During my sabbatical this past spring, I landed regularly at a CrossFit WOD at 10:30 a.m. I was drawn there because my best writing time each day is from the time I awake–usually 5:30/6 p.m.--until mid-morning, when I need to get up and move in some way.


Adult recess.


Then I’d return home, shower, get a bit to eat, before returning to the writing desk or any email I needed to tend. Refreshed. Reinvigorated. Arguably more productive and creative as well. (Unless it was a hero-Wod day with innumerable burpees, of course. Then I'd lie down for an hour or so. :)).


So I’ve gotten to thinking, wondering…When did we as a society decide that adults don’t need recess?


I think the most obvious answer is that we’ve not actually decided it as a society, at least directly. Recess is an elementary school practice (though waning today) with junior high and high school curricula pushing it out of the schedule. The curriculum grows more rigorous, so the rationale goes, and things that must be covered for standardized testing leave no room for “unstructured, purposeless time.”


But why not?


I can already hear the arguments from "billable hours" professions--lawyers, small businesses, with the competitive practices capitalism seems to require. Adult recess in these professions is not only implausible, it would be counter to the competitive pace of corporate business.


But what would it take to instigate a move for the benefits of adult recess, given our society’s increased health challenges and obsessions with busy-ness and overwork?


Active food for thought, for now.

Tuesday, August 8, 2023

Recovering from the Fire Hydrant

Nothing quite like getting a drink of water at a fire hydrant.

**Record extracts:**
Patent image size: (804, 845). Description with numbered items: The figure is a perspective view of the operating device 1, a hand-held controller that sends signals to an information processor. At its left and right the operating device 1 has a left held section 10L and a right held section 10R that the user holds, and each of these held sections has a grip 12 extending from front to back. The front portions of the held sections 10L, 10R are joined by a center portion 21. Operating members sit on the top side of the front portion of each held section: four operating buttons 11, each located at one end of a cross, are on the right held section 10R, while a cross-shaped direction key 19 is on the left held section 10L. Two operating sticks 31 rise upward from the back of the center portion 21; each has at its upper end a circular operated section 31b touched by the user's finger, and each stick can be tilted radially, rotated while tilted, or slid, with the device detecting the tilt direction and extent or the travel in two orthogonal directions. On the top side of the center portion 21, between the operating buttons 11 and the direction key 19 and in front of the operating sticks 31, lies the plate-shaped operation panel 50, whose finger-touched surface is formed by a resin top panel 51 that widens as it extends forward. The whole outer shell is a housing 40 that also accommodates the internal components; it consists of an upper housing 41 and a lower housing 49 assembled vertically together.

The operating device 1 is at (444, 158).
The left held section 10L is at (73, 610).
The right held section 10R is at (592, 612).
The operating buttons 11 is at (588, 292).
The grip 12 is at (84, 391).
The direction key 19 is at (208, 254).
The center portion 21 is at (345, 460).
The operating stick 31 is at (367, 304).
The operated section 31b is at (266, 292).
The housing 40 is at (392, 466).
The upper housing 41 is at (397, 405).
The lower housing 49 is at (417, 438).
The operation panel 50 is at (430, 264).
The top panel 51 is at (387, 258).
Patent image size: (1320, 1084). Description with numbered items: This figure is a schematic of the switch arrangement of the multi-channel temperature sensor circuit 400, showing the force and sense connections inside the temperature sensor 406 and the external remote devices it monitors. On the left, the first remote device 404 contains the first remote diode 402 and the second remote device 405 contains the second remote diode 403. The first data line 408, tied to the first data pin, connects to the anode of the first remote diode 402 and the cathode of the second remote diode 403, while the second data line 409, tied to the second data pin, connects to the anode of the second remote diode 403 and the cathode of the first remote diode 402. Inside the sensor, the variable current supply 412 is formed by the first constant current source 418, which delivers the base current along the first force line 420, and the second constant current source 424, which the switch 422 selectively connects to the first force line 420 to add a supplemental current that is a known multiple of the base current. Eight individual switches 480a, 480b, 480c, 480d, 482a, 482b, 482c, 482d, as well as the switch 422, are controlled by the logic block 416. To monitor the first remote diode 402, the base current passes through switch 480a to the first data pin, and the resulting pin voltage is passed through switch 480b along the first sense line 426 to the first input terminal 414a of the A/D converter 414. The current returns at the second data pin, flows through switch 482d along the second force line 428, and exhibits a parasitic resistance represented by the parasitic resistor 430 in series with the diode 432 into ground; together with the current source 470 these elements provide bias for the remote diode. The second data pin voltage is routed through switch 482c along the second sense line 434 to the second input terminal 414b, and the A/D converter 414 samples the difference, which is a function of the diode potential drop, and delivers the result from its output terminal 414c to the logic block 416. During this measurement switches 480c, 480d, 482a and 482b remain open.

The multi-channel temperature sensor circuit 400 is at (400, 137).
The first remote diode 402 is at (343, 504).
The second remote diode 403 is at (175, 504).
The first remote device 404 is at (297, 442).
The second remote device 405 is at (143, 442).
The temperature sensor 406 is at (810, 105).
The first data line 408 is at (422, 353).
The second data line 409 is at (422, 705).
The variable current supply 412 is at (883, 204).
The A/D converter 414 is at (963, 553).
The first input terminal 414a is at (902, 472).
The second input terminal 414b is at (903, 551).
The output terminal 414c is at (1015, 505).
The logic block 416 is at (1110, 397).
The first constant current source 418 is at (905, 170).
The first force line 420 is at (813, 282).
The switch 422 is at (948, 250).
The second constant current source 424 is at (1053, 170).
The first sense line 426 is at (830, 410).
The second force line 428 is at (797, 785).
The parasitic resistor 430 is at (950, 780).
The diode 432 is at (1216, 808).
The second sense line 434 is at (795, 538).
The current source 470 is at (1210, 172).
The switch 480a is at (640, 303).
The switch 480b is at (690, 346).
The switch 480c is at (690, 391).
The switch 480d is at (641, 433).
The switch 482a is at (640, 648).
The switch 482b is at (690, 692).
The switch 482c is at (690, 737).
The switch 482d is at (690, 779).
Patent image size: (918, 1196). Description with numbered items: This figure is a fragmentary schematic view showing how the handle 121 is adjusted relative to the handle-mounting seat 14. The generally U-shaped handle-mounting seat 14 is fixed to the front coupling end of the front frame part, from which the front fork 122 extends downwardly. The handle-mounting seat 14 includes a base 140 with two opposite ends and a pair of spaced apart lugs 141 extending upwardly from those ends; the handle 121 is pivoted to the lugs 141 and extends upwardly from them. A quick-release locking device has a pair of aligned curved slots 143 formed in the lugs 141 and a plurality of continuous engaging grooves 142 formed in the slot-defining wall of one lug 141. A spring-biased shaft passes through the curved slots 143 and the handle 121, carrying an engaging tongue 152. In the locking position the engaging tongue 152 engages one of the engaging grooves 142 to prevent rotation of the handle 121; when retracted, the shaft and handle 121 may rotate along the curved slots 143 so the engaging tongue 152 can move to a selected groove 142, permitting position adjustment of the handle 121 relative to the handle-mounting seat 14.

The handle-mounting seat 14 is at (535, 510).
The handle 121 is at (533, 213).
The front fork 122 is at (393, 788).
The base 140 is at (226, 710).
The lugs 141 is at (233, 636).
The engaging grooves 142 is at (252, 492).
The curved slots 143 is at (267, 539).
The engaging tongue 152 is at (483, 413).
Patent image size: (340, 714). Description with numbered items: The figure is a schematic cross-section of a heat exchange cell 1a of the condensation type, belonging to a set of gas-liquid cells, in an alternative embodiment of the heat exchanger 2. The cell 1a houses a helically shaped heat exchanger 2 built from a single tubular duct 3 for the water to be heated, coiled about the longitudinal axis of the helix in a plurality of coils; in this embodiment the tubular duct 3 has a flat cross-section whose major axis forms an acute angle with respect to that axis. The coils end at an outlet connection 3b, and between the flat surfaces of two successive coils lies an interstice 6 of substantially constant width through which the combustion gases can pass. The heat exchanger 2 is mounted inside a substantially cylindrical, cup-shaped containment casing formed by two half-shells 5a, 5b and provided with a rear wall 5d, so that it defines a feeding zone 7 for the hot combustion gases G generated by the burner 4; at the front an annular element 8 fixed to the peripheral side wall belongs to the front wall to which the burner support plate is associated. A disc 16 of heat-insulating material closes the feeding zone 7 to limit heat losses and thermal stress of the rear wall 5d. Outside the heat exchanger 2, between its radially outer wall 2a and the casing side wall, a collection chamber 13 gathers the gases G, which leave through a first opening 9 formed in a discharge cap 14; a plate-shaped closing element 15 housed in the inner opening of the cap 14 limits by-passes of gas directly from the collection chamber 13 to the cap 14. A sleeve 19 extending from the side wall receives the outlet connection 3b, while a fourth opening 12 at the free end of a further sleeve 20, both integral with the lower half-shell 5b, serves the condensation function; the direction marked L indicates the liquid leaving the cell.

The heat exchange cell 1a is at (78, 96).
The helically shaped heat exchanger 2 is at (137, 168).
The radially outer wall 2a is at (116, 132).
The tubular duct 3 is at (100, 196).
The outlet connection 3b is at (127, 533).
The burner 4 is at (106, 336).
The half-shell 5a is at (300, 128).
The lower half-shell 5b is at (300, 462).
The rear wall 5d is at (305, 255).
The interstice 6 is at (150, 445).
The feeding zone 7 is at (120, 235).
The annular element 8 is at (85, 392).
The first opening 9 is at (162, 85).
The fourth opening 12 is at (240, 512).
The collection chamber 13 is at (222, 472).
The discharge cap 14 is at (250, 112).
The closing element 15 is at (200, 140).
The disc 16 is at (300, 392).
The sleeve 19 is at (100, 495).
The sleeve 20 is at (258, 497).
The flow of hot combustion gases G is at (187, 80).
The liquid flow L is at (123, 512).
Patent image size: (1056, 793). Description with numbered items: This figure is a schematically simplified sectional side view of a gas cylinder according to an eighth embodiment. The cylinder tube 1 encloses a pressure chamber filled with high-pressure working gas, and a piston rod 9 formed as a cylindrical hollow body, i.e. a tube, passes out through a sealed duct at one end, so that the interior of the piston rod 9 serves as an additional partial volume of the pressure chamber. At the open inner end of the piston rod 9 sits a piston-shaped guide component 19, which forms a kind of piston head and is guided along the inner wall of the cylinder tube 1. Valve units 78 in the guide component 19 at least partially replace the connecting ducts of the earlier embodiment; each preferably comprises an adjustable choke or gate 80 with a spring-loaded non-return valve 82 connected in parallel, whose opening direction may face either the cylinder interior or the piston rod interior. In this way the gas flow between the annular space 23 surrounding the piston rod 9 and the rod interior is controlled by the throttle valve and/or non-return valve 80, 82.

**Problem details:**
In the post on adult recess, what reason is given for junior high and high school curricula pushing recess out of the schedule?

**Solution to this exercise:**
The curriculum grows more rigorous, and the material that must be covered for standardized testing leaves no room for "unstructured, purposeless time."